• **GIVEN TASK**:
Your task is to repeat the entries exactly. Leave the pictures out.

┄┄┄┄┄┄┄┄┄┄

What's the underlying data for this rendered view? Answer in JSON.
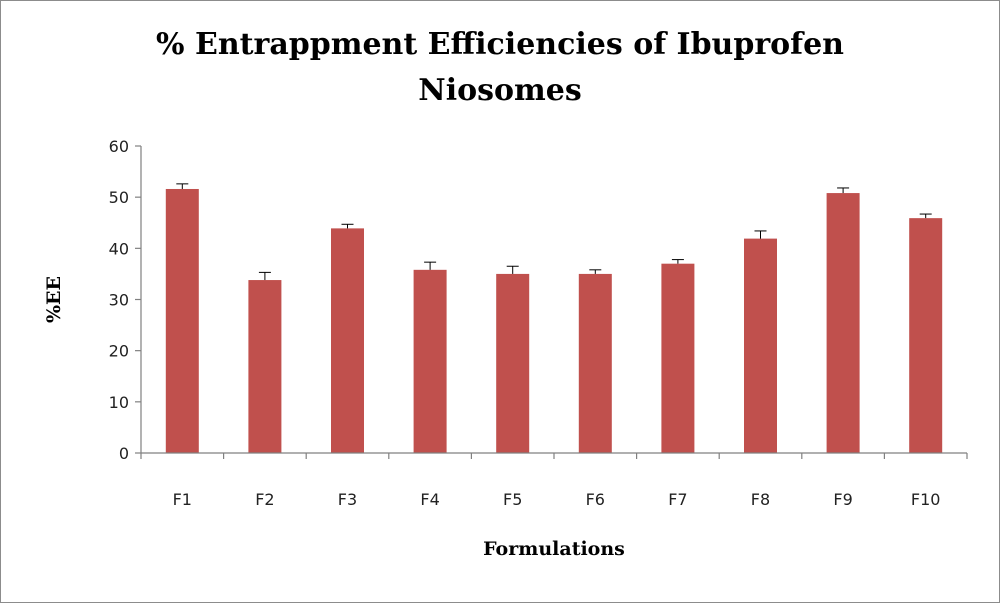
{
  "chart_data": {
    "type": "bar",
    "title_lines": [
      "% Entrappment Efficiencies of Ibuprofen",
      "Niosomes"
    ],
    "xlabel": "Formulations",
    "ylabel": "%EE",
    "categories": [
      "F1",
      "F2",
      "F3",
      "F4",
      "F5",
      "F6",
      "F7",
      "F8",
      "F9",
      "F10"
    ],
    "values": [
      51.6,
      33.8,
      43.9,
      35.8,
      35.0,
      35.0,
      37.0,
      41.9,
      50.8,
      45.9
    ],
    "errors": [
      1.0,
      1.5,
      0.8,
      1.5,
      1.5,
      0.8,
      0.8,
      1.5,
      1.0,
      0.8
    ],
    "ylim": [
      0,
      60
    ],
    "yticks": [
      0,
      10,
      20,
      30,
      40,
      50,
      60
    ],
    "grid": false,
    "legend": "none",
    "colors": {
      "bar": "#c0504d",
      "axis": "#808080",
      "error": "#000000"
    }
  }
}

┄┄┄┄┄┄┄┄┄┄

• **RIGHT ANSWER**:
What's the underlying data for this rendered view? Answer in JSON.
{
  "chart_data": {
    "type": "bar",
    "title_lines": [
      "% Entrappment Efficiencies of Ibuprofen",
      "Niosomes"
    ],
    "xlabel": "Formulations",
    "ylabel": "%EE",
    "categories": [
      "F1",
      "F2",
      "F3",
      "F4",
      "F5",
      "F6",
      "F7",
      "F8",
      "F9",
      "F10"
    ],
    "values": [
      51.6,
      33.8,
      43.9,
      35.8,
      35.0,
      35.0,
      37.0,
      41.9,
      50.8,
      45.9
    ],
    "errors": [
      1.0,
      1.5,
      0.8,
      1.5,
      1.5,
      0.8,
      0.8,
      1.5,
      1.0,
      0.8
    ],
    "ylim": [
      0,
      60
    ],
    "yticks": [
      0,
      10,
      20,
      30,
      40,
      50,
      60
    ],
    "grid": false,
    "legend": "none",
    "colors": {
      "bar": "#c0504d",
      "axis": "#808080",
      "error": "#000000"
    }
  }
}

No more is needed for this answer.